--- START OF GIVEN DATA ---

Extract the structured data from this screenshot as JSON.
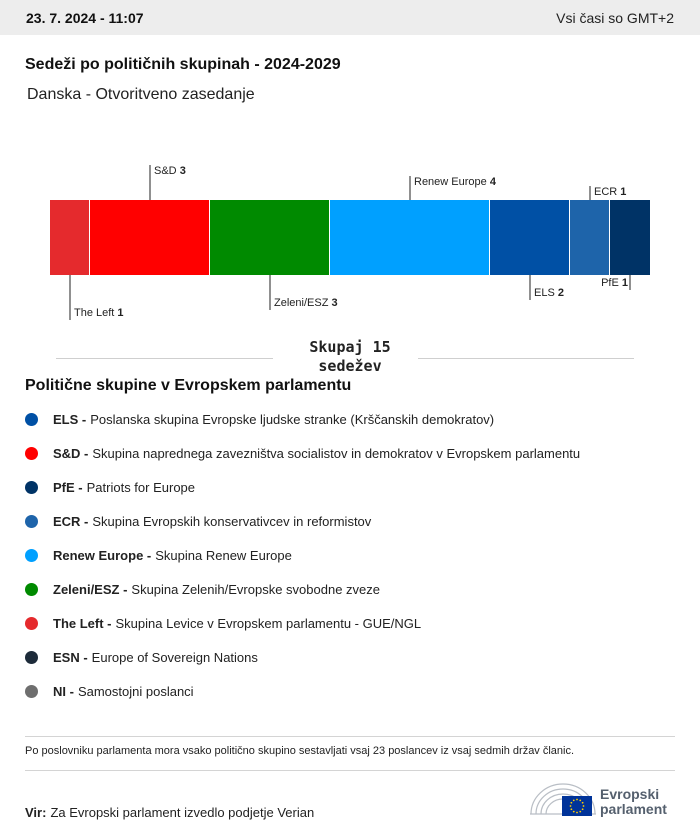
{
  "header": {
    "timestamp": "23. 7. 2024 - 11:07",
    "timezone": "Vsi časi so GMT+2"
  },
  "title": "Sedeži po političnih skupinah - 2024-2029",
  "subtitle": "Danska - Otvoritveno zasedanje",
  "total": {
    "line1": "Skupaj 15",
    "line2": "sedežev"
  },
  "chart_data": {
    "type": "bar",
    "orientation": "horizontal-stacked",
    "categories": [
      "The Left",
      "S&D",
      "Zeleni/ESZ",
      "Renew Europe",
      "ELS",
      "ECR",
      "PfE"
    ],
    "values": [
      1,
      3,
      3,
      4,
      2,
      1,
      1
    ],
    "colors": [
      "#e52a2d",
      "#ff0000",
      "#008a00",
      "#00a0ff",
      "#0050a5",
      "#1e64aa",
      "#003366"
    ],
    "label_side": [
      "bottom",
      "top",
      "bottom",
      "top",
      "bottom",
      "top",
      "bottom"
    ],
    "total": 15
  },
  "legend": {
    "title": "Politične skupine v Evropskem parlamentu",
    "items": [
      {
        "abbr": "ELS -",
        "name": "Poslanska skupina Evropske ljudske stranke (Krščanskih demokratov)",
        "color": "#0050a5"
      },
      {
        "abbr": "S&D -",
        "name": "Skupina naprednega zavezništva socialistov in demokratov v Evropskem parlamentu",
        "color": "#ff0000"
      },
      {
        "abbr": "PfE -",
        "name": "Patriots for Europe",
        "color": "#003366"
      },
      {
        "abbr": "ECR -",
        "name": "Skupina Evropskih konservativcev in reformistov",
        "color": "#1e64aa"
      },
      {
        "abbr": "Renew Europe -",
        "name": "Skupina Renew Europe",
        "color": "#00a0ff"
      },
      {
        "abbr": "Zeleni/ESZ -",
        "name": "Skupina Zelenih/Evropske svobodne zveze",
        "color": "#008a00"
      },
      {
        "abbr": "The Left -",
        "name": "Skupina Levice v Evropskem parlamentu - GUE/NGL",
        "color": "#e52a2d"
      },
      {
        "abbr": "ESN -",
        "name": "Europe of Sovereign Nations",
        "color": "#1d2b3a"
      },
      {
        "abbr": "NI -",
        "name": "Samostojni poslanci",
        "color": "#6e6e6e"
      }
    ]
  },
  "note": "Po poslovniku parlamenta mora vsako politično skupino sestavljati vsaj 23 poslancev iz vsaj sedmih držav članic.",
  "source": {
    "label": "Vir:",
    "text": "Za Evropski parlament izvedlo podjetje Verian"
  },
  "logo": {
    "line1": "Evropski",
    "line2": "parlament",
    "icon": "eu-parliament-hemicycle-icon",
    "flag_color": "#003399",
    "star_color": "#ffcc00"
  }
}
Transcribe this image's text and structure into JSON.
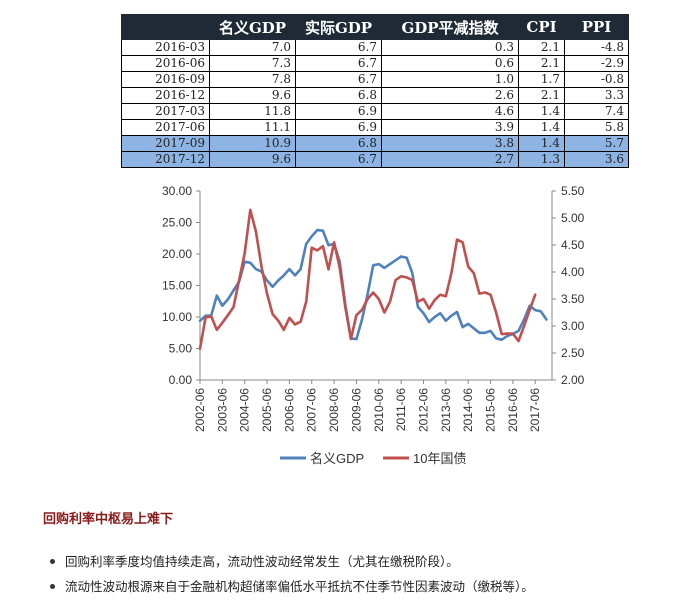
{
  "table": {
    "columns": [
      "",
      "名义GDP",
      "实际GDP",
      "GDP平减指数",
      "CPI",
      "PPI"
    ],
    "rows": [
      {
        "period": "2016-03",
        "nominal_gdp": "7.0",
        "real_gdp": "6.7",
        "deflator": "0.3",
        "cpi": "2.1",
        "ppi": "-4.8",
        "highlight": false
      },
      {
        "period": "2016-06",
        "nominal_gdp": "7.3",
        "real_gdp": "6.7",
        "deflator": "0.6",
        "cpi": "2.1",
        "ppi": "-2.9",
        "highlight": false
      },
      {
        "period": "2016-09",
        "nominal_gdp": "7.8",
        "real_gdp": "6.7",
        "deflator": "1.0",
        "cpi": "1.7",
        "ppi": "-0.8",
        "highlight": false
      },
      {
        "period": "2016-12",
        "nominal_gdp": "9.6",
        "real_gdp": "6.8",
        "deflator": "2.6",
        "cpi": "2.1",
        "ppi": "3.3",
        "highlight": false
      },
      {
        "period": "2017-03",
        "nominal_gdp": "11.8",
        "real_gdp": "6.9",
        "deflator": "4.6",
        "cpi": "1.4",
        "ppi": "7.4",
        "highlight": false
      },
      {
        "period": "2017-06",
        "nominal_gdp": "11.1",
        "real_gdp": "6.9",
        "deflator": "3.9",
        "cpi": "1.4",
        "ppi": "5.8",
        "highlight": false
      },
      {
        "period": "2017-09",
        "nominal_gdp": "10.9",
        "real_gdp": "6.8",
        "deflator": "3.8",
        "cpi": "1.4",
        "ppi": "5.7",
        "highlight": true
      },
      {
        "period": "2017-12",
        "nominal_gdp": "9.6",
        "real_gdp": "6.7",
        "deflator": "2.7",
        "cpi": "1.3",
        "ppi": "3.6",
        "highlight": true
      }
    ]
  },
  "chart_data": {
    "type": "line",
    "title": "",
    "x_tick_labels": [
      "2002-06",
      "2003-06",
      "2004-06",
      "2005-06",
      "2006-06",
      "2007-06",
      "2008-06",
      "2009-06",
      "2010-06",
      "2011-06",
      "2012-06",
      "2013-06",
      "2014-06",
      "2015-06",
      "2016-06",
      "2017-06"
    ],
    "x_range": [
      2002.25,
      2018.0
    ],
    "y_left": {
      "min": 0,
      "max": 30,
      "step": 5,
      "tick_labels": [
        "0.00",
        "5.00",
        "10.00",
        "15.00",
        "20.00",
        "25.00",
        "30.00"
      ]
    },
    "y_right": {
      "min": 2.0,
      "max": 5.5,
      "step": 0.5,
      "tick_labels": [
        "2.00",
        "2.50",
        "3.00",
        "3.50",
        "4.00",
        "4.50",
        "5.00",
        "5.50"
      ]
    },
    "legend_position": "bottom",
    "grid": false,
    "series": [
      {
        "name": "名义GDP",
        "axis": "left",
        "color": "#4f81bd",
        "points": [
          [
            2002.25,
            9.4
          ],
          [
            2002.5,
            10.2
          ],
          [
            2002.75,
            10.2
          ],
          [
            2003.0,
            13.4
          ],
          [
            2003.25,
            11.8
          ],
          [
            2003.5,
            12.8
          ],
          [
            2003.75,
            14.2
          ],
          [
            2004.0,
            15.6
          ],
          [
            2004.25,
            18.8
          ],
          [
            2004.5,
            18.6
          ],
          [
            2004.75,
            17.6
          ],
          [
            2005.0,
            17.2
          ],
          [
            2005.25,
            15.8
          ],
          [
            2005.5,
            14.8
          ],
          [
            2005.75,
            15.8
          ],
          [
            2006.0,
            16.6
          ],
          [
            2006.25,
            17.6
          ],
          [
            2006.5,
            16.6
          ],
          [
            2006.75,
            17.6
          ],
          [
            2007.0,
            21.6
          ],
          [
            2007.25,
            22.8
          ],
          [
            2007.5,
            23.8
          ],
          [
            2007.75,
            23.7
          ],
          [
            2008.0,
            21.4
          ],
          [
            2008.25,
            21.6
          ],
          [
            2008.5,
            18.8
          ],
          [
            2008.75,
            12.0
          ],
          [
            2009.0,
            6.6
          ],
          [
            2009.25,
            6.5
          ],
          [
            2009.5,
            9.6
          ],
          [
            2009.75,
            13.6
          ],
          [
            2010.0,
            18.2
          ],
          [
            2010.25,
            18.4
          ],
          [
            2010.5,
            17.8
          ],
          [
            2010.75,
            18.4
          ],
          [
            2011.0,
            19.0
          ],
          [
            2011.25,
            19.6
          ],
          [
            2011.5,
            19.4
          ],
          [
            2011.75,
            17.0
          ],
          [
            2012.0,
            11.6
          ],
          [
            2012.25,
            10.6
          ],
          [
            2012.5,
            9.2
          ],
          [
            2012.75,
            10.0
          ],
          [
            2013.0,
            10.6
          ],
          [
            2013.25,
            9.4
          ],
          [
            2013.5,
            10.2
          ],
          [
            2013.75,
            10.8
          ],
          [
            2014.0,
            8.4
          ],
          [
            2014.25,
            8.9
          ],
          [
            2014.5,
            8.2
          ],
          [
            2014.75,
            7.5
          ],
          [
            2015.0,
            7.5
          ],
          [
            2015.25,
            7.8
          ],
          [
            2015.5,
            6.6
          ],
          [
            2015.75,
            6.4
          ],
          [
            2016.0,
            7.0
          ],
          [
            2016.25,
            7.3
          ],
          [
            2016.5,
            7.8
          ],
          [
            2016.75,
            9.6
          ],
          [
            2017.0,
            11.8
          ],
          [
            2017.25,
            11.1
          ],
          [
            2017.5,
            10.9
          ],
          [
            2017.75,
            9.6
          ]
        ]
      },
      {
        "name": "10年国债",
        "axis": "right",
        "color": "#c0504d",
        "points": [
          [
            2002.25,
            2.58
          ],
          [
            2002.5,
            3.16
          ],
          [
            2002.75,
            3.18
          ],
          [
            2003.0,
            2.93
          ],
          [
            2003.25,
            3.06
          ],
          [
            2003.5,
            3.2
          ],
          [
            2003.75,
            3.35
          ],
          [
            2004.0,
            3.85
          ],
          [
            2004.25,
            4.35
          ],
          [
            2004.5,
            5.15
          ],
          [
            2004.75,
            4.75
          ],
          [
            2005.0,
            4.1
          ],
          [
            2005.25,
            3.6
          ],
          [
            2005.5,
            3.22
          ],
          [
            2005.75,
            3.1
          ],
          [
            2006.0,
            2.93
          ],
          [
            2006.25,
            3.15
          ],
          [
            2006.5,
            3.03
          ],
          [
            2006.75,
            3.08
          ],
          [
            2007.0,
            3.45
          ],
          [
            2007.25,
            4.45
          ],
          [
            2007.5,
            4.4
          ],
          [
            2007.75,
            4.48
          ],
          [
            2008.0,
            4.05
          ],
          [
            2008.25,
            4.55
          ],
          [
            2008.5,
            4.08
          ],
          [
            2008.75,
            3.35
          ],
          [
            2009.0,
            2.76
          ],
          [
            2009.25,
            3.2
          ],
          [
            2009.5,
            3.3
          ],
          [
            2009.75,
            3.5
          ],
          [
            2010.0,
            3.62
          ],
          [
            2010.25,
            3.5
          ],
          [
            2010.5,
            3.25
          ],
          [
            2010.75,
            3.45
          ],
          [
            2011.0,
            3.85
          ],
          [
            2011.25,
            3.92
          ],
          [
            2011.5,
            3.9
          ],
          [
            2011.75,
            3.85
          ],
          [
            2012.0,
            3.45
          ],
          [
            2012.25,
            3.5
          ],
          [
            2012.5,
            3.32
          ],
          [
            2012.75,
            3.48
          ],
          [
            2013.0,
            3.58
          ],
          [
            2013.25,
            3.55
          ],
          [
            2013.5,
            3.98
          ],
          [
            2013.75,
            4.6
          ],
          [
            2014.0,
            4.55
          ],
          [
            2014.25,
            4.1
          ],
          [
            2014.5,
            3.98
          ],
          [
            2014.75,
            3.6
          ],
          [
            2015.0,
            3.62
          ],
          [
            2015.25,
            3.58
          ],
          [
            2015.5,
            3.25
          ],
          [
            2015.75,
            2.85
          ],
          [
            2016.0,
            2.86
          ],
          [
            2016.25,
            2.86
          ],
          [
            2016.5,
            2.72
          ],
          [
            2016.75,
            3.0
          ],
          [
            2017.0,
            3.3
          ],
          [
            2017.25,
            3.58
          ]
        ]
      }
    ]
  },
  "notes": {
    "heading": "回购利率中枢易上难下",
    "bullets": [
      "回购利率季度均值持续走高，流动性波动经常发生（尤其在缴税阶段）。",
      "流动性波动根源来自于金融机构超储率偏低水平抵抗不住季节性因素波动（缴税等）。"
    ]
  }
}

--- END OF GIVEN DATA ---

● EXERCISE REQUIREMENTS:
Out of the material above, select every line that holds the string "parlamentu".

● TASK RESULT:
    "title": "Politične skupine v Evropskem parlamentu",
        "name": "Skupina naprednega zavezništva socialistov in demokratov v Evropskem parlamentu",
        "name": "Skupina Levice v Evropskem parlamentu - GUE/NGL",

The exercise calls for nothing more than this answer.